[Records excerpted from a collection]

* * *

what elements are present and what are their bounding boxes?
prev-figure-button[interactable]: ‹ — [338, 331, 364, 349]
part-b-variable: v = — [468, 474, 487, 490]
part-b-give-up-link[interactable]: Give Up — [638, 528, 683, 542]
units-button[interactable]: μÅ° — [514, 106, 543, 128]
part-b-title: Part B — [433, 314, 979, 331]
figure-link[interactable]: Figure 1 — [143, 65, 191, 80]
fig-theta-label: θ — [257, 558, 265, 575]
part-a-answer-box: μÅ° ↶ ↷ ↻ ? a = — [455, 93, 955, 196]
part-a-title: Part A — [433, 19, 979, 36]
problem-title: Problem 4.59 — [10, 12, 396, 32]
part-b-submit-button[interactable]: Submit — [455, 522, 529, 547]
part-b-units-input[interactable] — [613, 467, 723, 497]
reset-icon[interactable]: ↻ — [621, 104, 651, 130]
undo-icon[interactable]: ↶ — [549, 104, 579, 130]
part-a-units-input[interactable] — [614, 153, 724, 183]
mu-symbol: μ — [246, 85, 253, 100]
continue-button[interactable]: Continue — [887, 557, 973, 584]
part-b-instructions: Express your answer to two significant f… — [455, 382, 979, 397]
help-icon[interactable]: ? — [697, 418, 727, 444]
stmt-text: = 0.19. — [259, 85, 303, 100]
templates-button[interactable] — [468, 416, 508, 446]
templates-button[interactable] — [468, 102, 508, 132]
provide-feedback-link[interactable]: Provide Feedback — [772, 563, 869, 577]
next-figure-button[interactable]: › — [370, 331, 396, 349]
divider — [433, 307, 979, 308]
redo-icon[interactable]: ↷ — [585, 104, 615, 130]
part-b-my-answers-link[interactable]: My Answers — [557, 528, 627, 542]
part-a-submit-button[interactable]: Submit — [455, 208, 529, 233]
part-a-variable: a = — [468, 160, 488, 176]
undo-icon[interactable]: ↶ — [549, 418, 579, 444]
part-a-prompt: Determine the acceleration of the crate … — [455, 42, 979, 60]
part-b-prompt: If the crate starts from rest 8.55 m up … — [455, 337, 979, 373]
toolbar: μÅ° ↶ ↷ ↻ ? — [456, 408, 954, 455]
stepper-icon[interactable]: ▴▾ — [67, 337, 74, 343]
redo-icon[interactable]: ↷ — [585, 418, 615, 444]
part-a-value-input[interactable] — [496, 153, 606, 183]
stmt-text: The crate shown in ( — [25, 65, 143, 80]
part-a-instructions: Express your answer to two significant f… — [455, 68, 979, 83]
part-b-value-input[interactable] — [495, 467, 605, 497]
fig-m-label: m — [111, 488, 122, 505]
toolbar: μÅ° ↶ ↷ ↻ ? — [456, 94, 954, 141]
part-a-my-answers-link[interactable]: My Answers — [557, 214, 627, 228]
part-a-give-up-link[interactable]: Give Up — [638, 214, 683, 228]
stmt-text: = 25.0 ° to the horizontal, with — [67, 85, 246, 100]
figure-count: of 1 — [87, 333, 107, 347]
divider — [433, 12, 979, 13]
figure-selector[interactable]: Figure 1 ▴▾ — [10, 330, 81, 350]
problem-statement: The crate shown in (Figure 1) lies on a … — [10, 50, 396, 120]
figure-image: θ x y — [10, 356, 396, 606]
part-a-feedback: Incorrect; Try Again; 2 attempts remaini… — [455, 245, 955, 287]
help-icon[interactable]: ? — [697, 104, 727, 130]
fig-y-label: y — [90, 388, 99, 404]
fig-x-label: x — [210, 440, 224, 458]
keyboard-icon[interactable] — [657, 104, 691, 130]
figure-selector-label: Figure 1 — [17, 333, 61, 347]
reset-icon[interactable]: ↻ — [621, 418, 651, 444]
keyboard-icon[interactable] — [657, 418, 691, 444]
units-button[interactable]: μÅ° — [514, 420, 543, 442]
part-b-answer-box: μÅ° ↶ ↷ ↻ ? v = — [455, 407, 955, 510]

* * *

What is asked
Rewrite the records starting at the first line and ending at the line that contains "undo-icon[interactable]: ↶ — [549, 418, 579, 444]", with "interactable" replaced by "clickable" and everything else left unchanged.

Answer to this task
what elements are present and what are their bounding boxes?
prev-figure-button[clickable]: ‹ — [338, 331, 364, 349]
part-b-variable: v = — [468, 474, 487, 490]
part-b-give-up-link[clickable]: Give Up — [638, 528, 683, 542]
units-button[clickable]: μÅ° — [514, 106, 543, 128]
part-b-title: Part B — [433, 314, 979, 331]
figure-link[clickable]: Figure 1 — [143, 65, 191, 80]
fig-theta-label: θ — [257, 558, 265, 575]
part-a-answer-box: μÅ° ↶ ↷ ↻ ? a = — [455, 93, 955, 196]
part-a-title: Part A — [433, 19, 979, 36]
problem-title: Problem 4.59 — [10, 12, 396, 32]
part-b-submit-button[clickable]: Submit — [455, 522, 529, 547]
part-b-units-input[clickable] — [613, 467, 723, 497]
reset-icon[clickable]: ↻ — [621, 104, 651, 130]
undo-icon[clickable]: ↶ — [549, 104, 579, 130]
part-a-units-input[clickable] — [614, 153, 724, 183]
mu-symbol: μ — [246, 85, 253, 100]
continue-button[clickable]: Continue — [887, 557, 973, 584]
part-b-instructions: Express your answer to two significant f… — [455, 382, 979, 397]
help-icon[clickable]: ? — [697, 418, 727, 444]
stmt-text: = 0.19. — [259, 85, 303, 100]
templates-button[clickable] — [468, 416, 508, 446]
templates-button[clickable] — [468, 102, 508, 132]
provide-feedback-link[clickable]: Provide Feedback — [772, 563, 869, 577]
next-figure-button[clickable]: › — [370, 331, 396, 349]
divider — [433, 307, 979, 308]
redo-icon[clickable]: ↷ — [585, 104, 615, 130]
part-b-my-answers-link[clickable]: My Answers — [557, 528, 627, 542]
part-a-submit-button[clickable]: Submit — [455, 208, 529, 233]
part-a-variable: a = — [468, 160, 488, 176]
undo-icon[clickable]: ↶ — [549, 418, 579, 444]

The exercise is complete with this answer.